Task objective
Without the pictures, print each of the records below exactly as it appears.

Provided data

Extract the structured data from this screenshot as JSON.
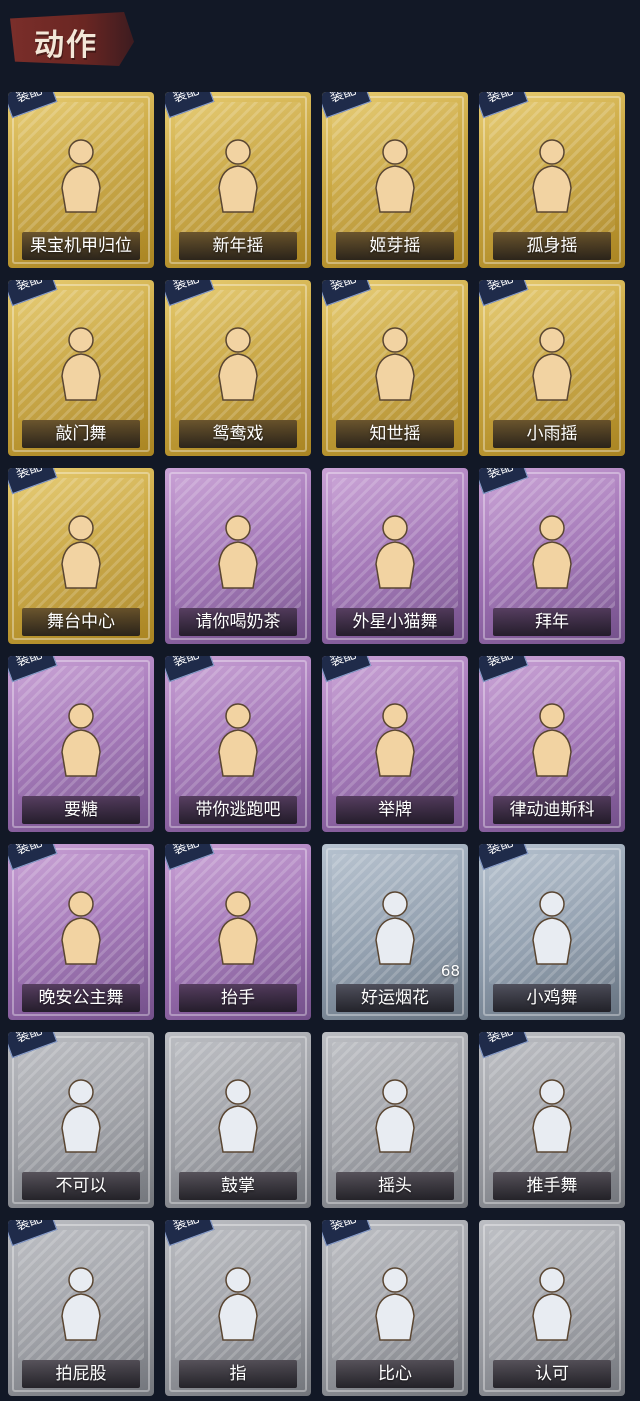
{
  "header": {
    "title": "动作"
  },
  "equip_badge": "装配",
  "colors": {
    "gold": "#c9a640",
    "purple": "#9f71b4",
    "blue": "#8c9aaa",
    "grey": "#9a9ca2",
    "background": "#121826"
  },
  "cards": [
    {
      "name": "果宝机甲归位",
      "rarity": "gold",
      "equipped": true
    },
    {
      "name": "新年摇",
      "rarity": "gold",
      "equipped": true
    },
    {
      "name": "姬芽摇",
      "rarity": "gold",
      "equipped": true
    },
    {
      "name": "孤身摇",
      "rarity": "gold",
      "equipped": true
    },
    {
      "name": "敲门舞",
      "rarity": "gold",
      "equipped": true
    },
    {
      "name": "鸳鸯戏",
      "rarity": "gold",
      "equipped": true
    },
    {
      "name": "知世摇",
      "rarity": "gold",
      "equipped": true
    },
    {
      "name": "小雨摇",
      "rarity": "gold",
      "equipped": true
    },
    {
      "name": "舞台中心",
      "rarity": "gold",
      "equipped": true
    },
    {
      "name": "请你喝奶茶",
      "rarity": "purple",
      "equipped": false
    },
    {
      "name": "外星小猫舞",
      "rarity": "purple",
      "equipped": false
    },
    {
      "name": "拜年",
      "rarity": "purple",
      "equipped": true
    },
    {
      "name": "要糖",
      "rarity": "purple",
      "equipped": true
    },
    {
      "name": "带你逃跑吧",
      "rarity": "purple",
      "equipped": true
    },
    {
      "name": "举牌",
      "rarity": "purple",
      "equipped": true
    },
    {
      "name": "律动迪斯科",
      "rarity": "purple",
      "equipped": true
    },
    {
      "name": "晚安公主舞",
      "rarity": "purple",
      "equipped": true
    },
    {
      "name": "抬手",
      "rarity": "purple",
      "equipped": true
    },
    {
      "name": "好运烟花",
      "rarity": "blue",
      "equipped": false,
      "count": "68"
    },
    {
      "name": "小鸡舞",
      "rarity": "blue",
      "equipped": true
    },
    {
      "name": "不可以",
      "rarity": "grey",
      "equipped": true
    },
    {
      "name": "鼓掌",
      "rarity": "grey",
      "equipped": false
    },
    {
      "name": "摇头",
      "rarity": "grey",
      "equipped": false
    },
    {
      "name": "推手舞",
      "rarity": "grey",
      "equipped": true
    },
    {
      "name": "拍屁股",
      "rarity": "grey",
      "equipped": true
    },
    {
      "name": "指",
      "rarity": "grey",
      "equipped": true
    },
    {
      "name": "比心",
      "rarity": "grey",
      "equipped": true
    },
    {
      "name": "认可",
      "rarity": "grey",
      "equipped": false
    }
  ]
}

Result
Extract the structured data from this screenshot as JSON.
{
  "header": {
    "title": "动作"
  },
  "equip_badge": "装配",
  "colors": {
    "gold": "#c9a640",
    "purple": "#9f71b4",
    "blue": "#8c9aaa",
    "grey": "#9a9ca2",
    "background": "#121826"
  },
  "cards": [
    {
      "name": "果宝机甲归位",
      "rarity": "gold",
      "equipped": true
    },
    {
      "name": "新年摇",
      "rarity": "gold",
      "equipped": true
    },
    {
      "name": "姬芽摇",
      "rarity": "gold",
      "equipped": true
    },
    {
      "name": "孤身摇",
      "rarity": "gold",
      "equipped": true
    },
    {
      "name": "敲门舞",
      "rarity": "gold",
      "equipped": true
    },
    {
      "name": "鸳鸯戏",
      "rarity": "gold",
      "equipped": true
    },
    {
      "name": "知世摇",
      "rarity": "gold",
      "equipped": true
    },
    {
      "name": "小雨摇",
      "rarity": "gold",
      "equipped": true
    },
    {
      "name": "舞台中心",
      "rarity": "gold",
      "equipped": true
    },
    {
      "name": "请你喝奶茶",
      "rarity": "purple",
      "equipped": false
    },
    {
      "name": "外星小猫舞",
      "rarity": "purple",
      "equipped": false
    },
    {
      "name": "拜年",
      "rarity": "purple",
      "equipped": true
    },
    {
      "name": "要糖",
      "rarity": "purple",
      "equipped": true
    },
    {
      "name": "带你逃跑吧",
      "rarity": "purple",
      "equipped": true
    },
    {
      "name": "举牌",
      "rarity": "purple",
      "equipped": true
    },
    {
      "name": "律动迪斯科",
      "rarity": "purple",
      "equipped": true
    },
    {
      "name": "晚安公主舞",
      "rarity": "purple",
      "equipped": true
    },
    {
      "name": "抬手",
      "rarity": "purple",
      "equipped": true
    },
    {
      "name": "好运烟花",
      "rarity": "blue",
      "equipped": false,
      "count": "68"
    },
    {
      "name": "小鸡舞",
      "rarity": "blue",
      "equipped": true
    },
    {
      "name": "不可以",
      "rarity": "grey",
      "equipped": true
    },
    {
      "name": "鼓掌",
      "rarity": "grey",
      "equipped": false
    },
    {
      "name": "摇头",
      "rarity": "grey",
      "equipped": false
    },
    {
      "name": "推手舞",
      "rarity": "grey",
      "equipped": true
    },
    {
      "name": "拍屁股",
      "rarity": "grey",
      "equipped": true
    },
    {
      "name": "指",
      "rarity": "grey",
      "equipped": true
    },
    {
      "name": "比心",
      "rarity": "grey",
      "equipped": true
    },
    {
      "name": "认可",
      "rarity": "grey",
      "equipped": false
    }
  ]
}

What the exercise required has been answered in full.